Task description: Skip the pictures and quote all of the lines exactly.
______________________________
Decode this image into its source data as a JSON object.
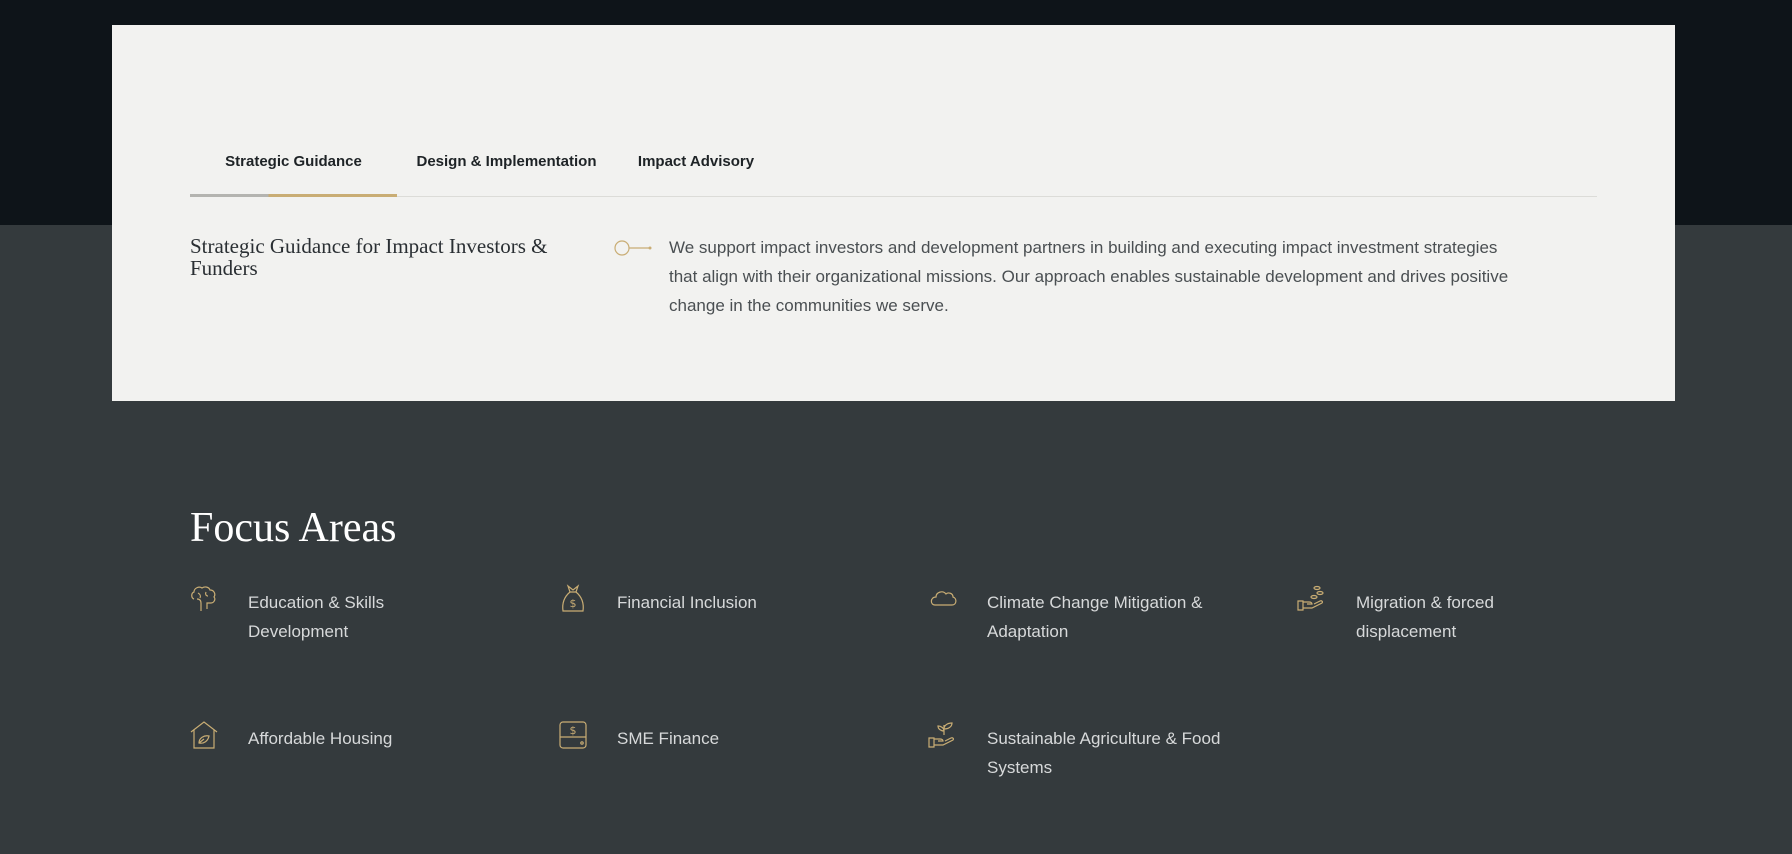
{
  "tabs": [
    {
      "label": "Strategic Guidance",
      "active": true
    },
    {
      "label": "Design & Implementation",
      "active": false
    },
    {
      "label": "Impact Advisory",
      "active": false
    }
  ],
  "panel": {
    "title": "Strategic Guidance for Impact Investors & Funders",
    "description": "We support impact investors and development partners in building and executing impact investment strategies that align with their organizational missions. Our approach enables sustainable development and drives positive change in the communities we serve.",
    "icon": "key-icon"
  },
  "focus": {
    "title": "Focus Areas",
    "items": [
      {
        "label": "Education & Skills Development",
        "icon": "brain-icon"
      },
      {
        "label": "Financial Inclusion",
        "icon": "money-bag-icon"
      },
      {
        "label": "Climate Change Mitigation & Adaptation",
        "icon": "cloud-icon"
      },
      {
        "label": "Migration & forced displacement",
        "icon": "hand-coins-icon"
      },
      {
        "label": "Affordable Housing",
        "icon": "house-leaf-icon"
      },
      {
        "label": "SME Finance",
        "icon": "wallet-dollar-icon"
      },
      {
        "label": "Sustainable Agriculture & Food Systems",
        "icon": "hand-sprout-icon"
      }
    ]
  },
  "colors": {
    "accent": "#c9ad74",
    "dark_band": "#0e1419",
    "section_bg": "#343a3d",
    "card_bg": "#f2f2f0"
  }
}
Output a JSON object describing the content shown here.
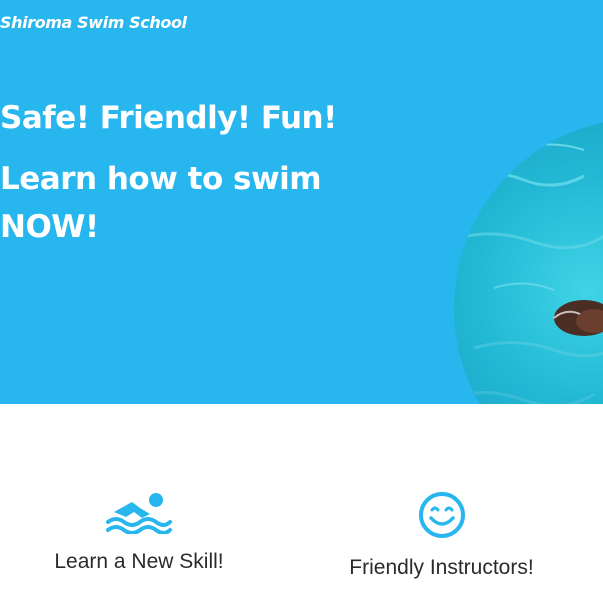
______________________________
Task result:
Decode this image into its source data as a JSON object.
{
  "tabs": [
    {
      "label": "Strategic Guidance",
      "active": true
    },
    {
      "label": "Design & Implementation",
      "active": false
    },
    {
      "label": "Impact Advisory",
      "active": false
    }
  ],
  "panel": {
    "title": "Strategic Guidance for Impact Investors & Funders",
    "description": "We support impact investors and development partners in building and executing impact investment strategies that align with their organizational missions. Our approach enables sustainable development and drives positive change in the communities we serve.",
    "icon": "key-icon"
  },
  "focus": {
    "title": "Focus Areas",
    "items": [
      {
        "label": "Education & Skills Development",
        "icon": "brain-icon"
      },
      {
        "label": "Financial Inclusion",
        "icon": "money-bag-icon"
      },
      {
        "label": "Climate Change Mitigation & Adaptation",
        "icon": "cloud-icon"
      },
      {
        "label": "Migration & forced displacement",
        "icon": "hand-coins-icon"
      },
      {
        "label": "Affordable Housing",
        "icon": "house-leaf-icon"
      },
      {
        "label": "SME Finance",
        "icon": "wallet-dollar-icon"
      },
      {
        "label": "Sustainable Agriculture & Food Systems",
        "icon": "hand-sprout-icon"
      }
    ]
  },
  "colors": {
    "accent": "#c9ad74",
    "dark_band": "#0e1419",
    "section_bg": "#343a3d",
    "card_bg": "#f2f2f0"
  }
}
Output a JSON object describing the content shown here.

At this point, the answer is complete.